▶ **GOAL**: For the material that follows, list every line containing the word "predict".

BEGIN

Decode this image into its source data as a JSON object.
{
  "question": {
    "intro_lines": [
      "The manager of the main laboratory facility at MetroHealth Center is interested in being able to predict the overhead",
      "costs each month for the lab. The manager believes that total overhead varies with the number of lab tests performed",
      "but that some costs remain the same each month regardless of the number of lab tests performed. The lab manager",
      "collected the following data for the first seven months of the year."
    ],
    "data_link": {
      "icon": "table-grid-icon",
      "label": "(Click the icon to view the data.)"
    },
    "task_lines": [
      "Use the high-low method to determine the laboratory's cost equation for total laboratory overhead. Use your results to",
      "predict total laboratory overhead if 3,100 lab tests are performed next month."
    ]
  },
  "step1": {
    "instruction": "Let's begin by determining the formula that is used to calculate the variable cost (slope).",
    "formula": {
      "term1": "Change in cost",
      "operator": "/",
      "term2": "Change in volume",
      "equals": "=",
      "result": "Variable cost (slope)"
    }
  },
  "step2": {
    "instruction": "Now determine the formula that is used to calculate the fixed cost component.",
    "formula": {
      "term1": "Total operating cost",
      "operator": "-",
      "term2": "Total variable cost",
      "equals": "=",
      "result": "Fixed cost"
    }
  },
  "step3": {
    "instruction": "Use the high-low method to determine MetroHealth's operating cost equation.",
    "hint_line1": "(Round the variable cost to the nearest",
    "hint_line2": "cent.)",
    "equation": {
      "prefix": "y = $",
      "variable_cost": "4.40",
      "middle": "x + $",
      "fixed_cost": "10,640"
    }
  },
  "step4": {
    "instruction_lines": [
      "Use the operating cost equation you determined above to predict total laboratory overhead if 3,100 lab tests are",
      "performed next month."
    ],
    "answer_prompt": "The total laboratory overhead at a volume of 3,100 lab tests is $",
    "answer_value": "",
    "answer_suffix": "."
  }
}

END
BEGIN

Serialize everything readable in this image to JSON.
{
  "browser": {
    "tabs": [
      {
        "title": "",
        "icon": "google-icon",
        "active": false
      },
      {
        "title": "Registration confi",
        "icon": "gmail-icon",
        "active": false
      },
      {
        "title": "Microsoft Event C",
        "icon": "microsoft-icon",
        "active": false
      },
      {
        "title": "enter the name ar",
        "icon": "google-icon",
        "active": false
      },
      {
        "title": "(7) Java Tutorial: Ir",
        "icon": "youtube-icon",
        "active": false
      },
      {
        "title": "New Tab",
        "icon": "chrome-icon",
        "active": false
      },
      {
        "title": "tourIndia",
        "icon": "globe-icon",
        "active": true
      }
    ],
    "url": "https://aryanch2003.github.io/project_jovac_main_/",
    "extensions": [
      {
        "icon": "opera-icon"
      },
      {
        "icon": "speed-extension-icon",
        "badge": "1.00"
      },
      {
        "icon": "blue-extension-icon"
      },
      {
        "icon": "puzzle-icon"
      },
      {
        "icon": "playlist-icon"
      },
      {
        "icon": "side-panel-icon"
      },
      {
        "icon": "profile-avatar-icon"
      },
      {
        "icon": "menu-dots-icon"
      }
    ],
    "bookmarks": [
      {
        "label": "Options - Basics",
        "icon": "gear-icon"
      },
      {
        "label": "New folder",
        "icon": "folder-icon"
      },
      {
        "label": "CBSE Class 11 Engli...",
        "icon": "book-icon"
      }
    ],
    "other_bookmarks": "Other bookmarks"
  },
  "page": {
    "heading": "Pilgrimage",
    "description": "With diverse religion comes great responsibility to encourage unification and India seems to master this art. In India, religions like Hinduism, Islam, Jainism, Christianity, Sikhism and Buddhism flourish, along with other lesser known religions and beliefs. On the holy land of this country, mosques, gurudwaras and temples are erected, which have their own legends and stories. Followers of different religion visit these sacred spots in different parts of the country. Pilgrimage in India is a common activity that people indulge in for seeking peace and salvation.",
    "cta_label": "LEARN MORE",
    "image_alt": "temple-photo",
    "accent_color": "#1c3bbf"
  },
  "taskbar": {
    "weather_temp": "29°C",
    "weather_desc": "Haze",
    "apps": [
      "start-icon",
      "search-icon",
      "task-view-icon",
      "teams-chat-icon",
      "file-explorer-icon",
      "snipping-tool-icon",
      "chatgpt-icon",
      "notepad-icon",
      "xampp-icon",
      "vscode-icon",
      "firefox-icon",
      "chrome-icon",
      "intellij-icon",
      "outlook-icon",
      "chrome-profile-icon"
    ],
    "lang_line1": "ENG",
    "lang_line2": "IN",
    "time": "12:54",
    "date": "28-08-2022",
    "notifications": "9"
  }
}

END
BEGIN

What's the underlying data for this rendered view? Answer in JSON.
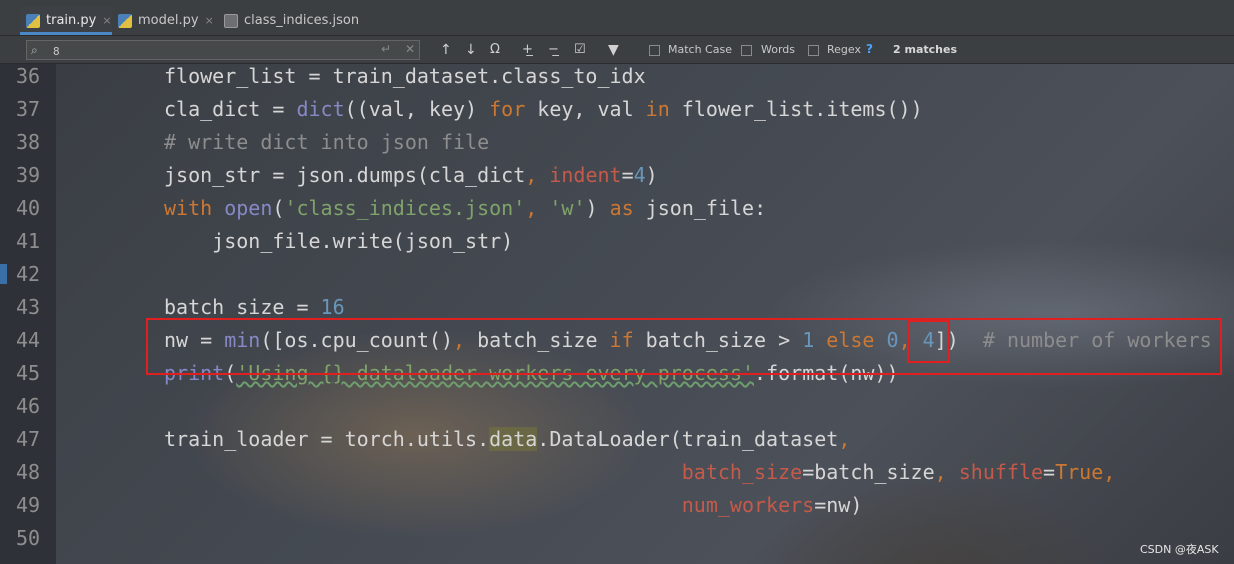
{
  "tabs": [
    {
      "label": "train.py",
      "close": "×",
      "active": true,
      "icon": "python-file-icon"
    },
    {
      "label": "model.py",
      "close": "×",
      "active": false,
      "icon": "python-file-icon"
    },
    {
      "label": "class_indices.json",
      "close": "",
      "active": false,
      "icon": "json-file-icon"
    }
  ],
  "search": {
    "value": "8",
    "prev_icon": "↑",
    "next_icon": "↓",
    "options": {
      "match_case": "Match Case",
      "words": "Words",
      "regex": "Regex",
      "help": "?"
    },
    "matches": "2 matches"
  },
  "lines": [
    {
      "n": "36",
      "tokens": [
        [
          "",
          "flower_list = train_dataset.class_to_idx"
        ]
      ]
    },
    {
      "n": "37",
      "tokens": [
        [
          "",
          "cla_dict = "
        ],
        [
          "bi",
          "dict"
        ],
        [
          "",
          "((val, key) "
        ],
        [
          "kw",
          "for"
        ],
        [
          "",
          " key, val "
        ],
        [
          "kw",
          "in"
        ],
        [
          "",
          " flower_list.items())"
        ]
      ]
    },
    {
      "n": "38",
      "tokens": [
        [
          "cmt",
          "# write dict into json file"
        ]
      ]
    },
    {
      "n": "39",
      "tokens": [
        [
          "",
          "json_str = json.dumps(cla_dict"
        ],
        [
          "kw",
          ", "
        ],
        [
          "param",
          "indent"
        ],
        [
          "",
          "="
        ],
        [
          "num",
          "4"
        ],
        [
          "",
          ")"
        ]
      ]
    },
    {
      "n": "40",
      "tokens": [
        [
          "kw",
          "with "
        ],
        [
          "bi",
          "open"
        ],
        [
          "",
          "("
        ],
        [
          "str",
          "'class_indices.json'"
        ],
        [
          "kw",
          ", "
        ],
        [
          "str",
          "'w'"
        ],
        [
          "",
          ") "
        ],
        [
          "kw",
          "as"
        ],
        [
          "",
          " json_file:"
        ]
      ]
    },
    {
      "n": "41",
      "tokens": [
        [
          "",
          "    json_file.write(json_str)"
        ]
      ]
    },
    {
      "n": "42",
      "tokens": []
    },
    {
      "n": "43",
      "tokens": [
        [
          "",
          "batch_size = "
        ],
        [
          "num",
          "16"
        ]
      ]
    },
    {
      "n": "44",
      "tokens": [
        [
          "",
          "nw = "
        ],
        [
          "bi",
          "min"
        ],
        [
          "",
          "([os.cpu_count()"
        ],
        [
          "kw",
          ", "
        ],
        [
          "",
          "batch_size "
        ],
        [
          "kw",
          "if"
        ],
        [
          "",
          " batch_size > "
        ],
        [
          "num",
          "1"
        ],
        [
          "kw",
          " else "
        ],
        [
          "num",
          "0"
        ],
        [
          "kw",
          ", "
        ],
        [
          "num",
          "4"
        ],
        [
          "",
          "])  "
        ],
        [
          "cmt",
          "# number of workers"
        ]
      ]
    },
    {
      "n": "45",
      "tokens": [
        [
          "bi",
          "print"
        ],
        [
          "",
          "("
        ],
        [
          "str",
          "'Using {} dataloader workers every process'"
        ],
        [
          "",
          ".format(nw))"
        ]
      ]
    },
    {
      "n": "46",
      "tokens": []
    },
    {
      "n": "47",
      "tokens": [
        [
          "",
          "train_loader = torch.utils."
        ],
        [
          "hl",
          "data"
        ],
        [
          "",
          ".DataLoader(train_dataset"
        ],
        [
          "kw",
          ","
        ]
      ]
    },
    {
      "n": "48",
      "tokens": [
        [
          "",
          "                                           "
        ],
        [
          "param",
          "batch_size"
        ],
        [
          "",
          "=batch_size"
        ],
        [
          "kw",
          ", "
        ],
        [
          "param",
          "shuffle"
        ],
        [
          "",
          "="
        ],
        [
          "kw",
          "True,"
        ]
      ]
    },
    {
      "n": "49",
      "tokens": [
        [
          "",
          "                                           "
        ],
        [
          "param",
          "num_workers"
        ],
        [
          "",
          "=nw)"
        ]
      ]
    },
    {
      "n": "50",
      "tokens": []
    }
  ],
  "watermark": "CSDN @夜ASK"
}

END

▶ **WRITTEN REPLY**:
      "The manager of the main laboratory facility at MetroHealth Center is interested in being able to predict the overhead",
      "predict total laboratory overhead if 3,100 lab tests are performed next month."
      "Use the operating cost equation you determined above to predict total laboratory overhead if 3,100 lab tests are",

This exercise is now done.